→ **Written exercise**:
Using the records that follow, copy every line containing the word "subtitle".

═════ Raw records ═════

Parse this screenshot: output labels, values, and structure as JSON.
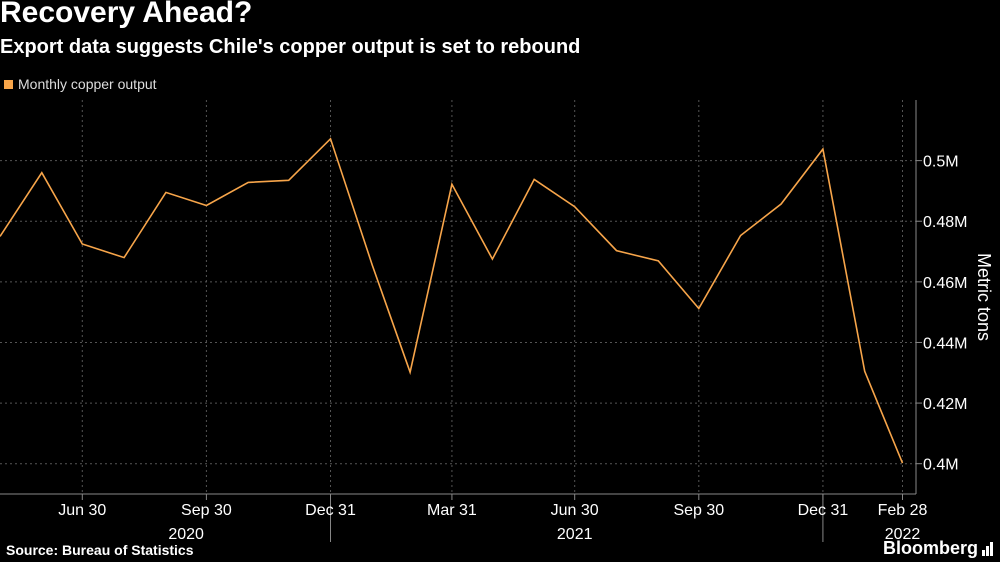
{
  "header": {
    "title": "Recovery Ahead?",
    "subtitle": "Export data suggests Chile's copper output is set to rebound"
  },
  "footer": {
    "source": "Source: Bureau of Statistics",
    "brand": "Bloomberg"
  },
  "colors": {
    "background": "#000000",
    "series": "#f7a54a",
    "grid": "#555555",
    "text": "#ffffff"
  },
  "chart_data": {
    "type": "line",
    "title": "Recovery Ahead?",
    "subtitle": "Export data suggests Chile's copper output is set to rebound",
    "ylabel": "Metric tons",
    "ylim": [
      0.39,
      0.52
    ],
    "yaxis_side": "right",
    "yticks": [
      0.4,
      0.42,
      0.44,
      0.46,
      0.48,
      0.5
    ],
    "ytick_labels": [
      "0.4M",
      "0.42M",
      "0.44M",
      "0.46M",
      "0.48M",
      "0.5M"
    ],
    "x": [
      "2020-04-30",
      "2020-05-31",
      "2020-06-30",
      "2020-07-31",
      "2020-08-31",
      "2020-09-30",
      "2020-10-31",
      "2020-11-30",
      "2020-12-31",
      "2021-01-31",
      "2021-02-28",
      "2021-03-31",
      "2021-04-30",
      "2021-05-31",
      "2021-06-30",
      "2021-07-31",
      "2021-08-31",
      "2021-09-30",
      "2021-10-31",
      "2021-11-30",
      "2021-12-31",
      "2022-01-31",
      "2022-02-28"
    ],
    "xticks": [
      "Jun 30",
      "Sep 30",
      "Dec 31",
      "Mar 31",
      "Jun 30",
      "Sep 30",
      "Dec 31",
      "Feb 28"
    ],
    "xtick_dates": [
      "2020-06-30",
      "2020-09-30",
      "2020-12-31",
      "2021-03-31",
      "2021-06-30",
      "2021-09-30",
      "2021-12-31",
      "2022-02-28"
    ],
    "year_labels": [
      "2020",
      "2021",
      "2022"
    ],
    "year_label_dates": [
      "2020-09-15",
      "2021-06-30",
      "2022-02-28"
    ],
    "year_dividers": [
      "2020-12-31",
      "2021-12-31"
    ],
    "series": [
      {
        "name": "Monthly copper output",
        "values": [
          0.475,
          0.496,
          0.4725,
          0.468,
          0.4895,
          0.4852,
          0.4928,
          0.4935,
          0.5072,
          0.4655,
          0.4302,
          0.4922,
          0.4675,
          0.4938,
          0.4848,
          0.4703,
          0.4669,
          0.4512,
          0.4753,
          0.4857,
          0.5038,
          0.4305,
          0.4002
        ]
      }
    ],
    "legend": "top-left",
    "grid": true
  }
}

═════
═════ Raw records ═════

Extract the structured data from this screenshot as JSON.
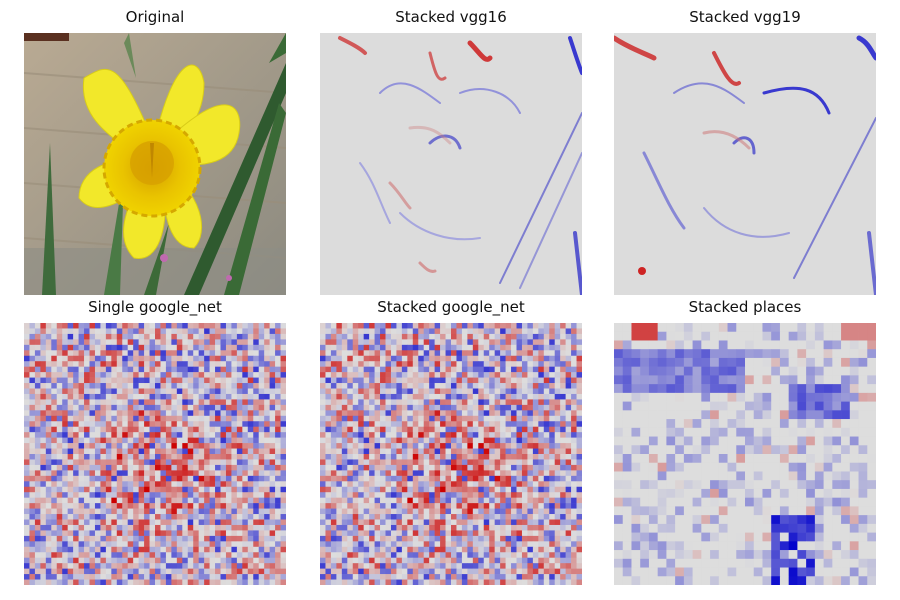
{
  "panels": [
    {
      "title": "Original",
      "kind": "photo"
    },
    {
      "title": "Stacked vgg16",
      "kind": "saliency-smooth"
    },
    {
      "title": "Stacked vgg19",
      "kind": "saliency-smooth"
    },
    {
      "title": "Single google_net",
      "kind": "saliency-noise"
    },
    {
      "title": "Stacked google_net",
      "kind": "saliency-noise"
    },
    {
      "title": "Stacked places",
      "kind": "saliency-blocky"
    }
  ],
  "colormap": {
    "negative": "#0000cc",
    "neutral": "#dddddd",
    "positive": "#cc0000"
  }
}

═════

→ **Result for this exercise**:
    "subtitle": "Export data suggests Chile's copper output is set to rebound"
    "subtitle": "Export data suggests Chile's copper output is set to rebound",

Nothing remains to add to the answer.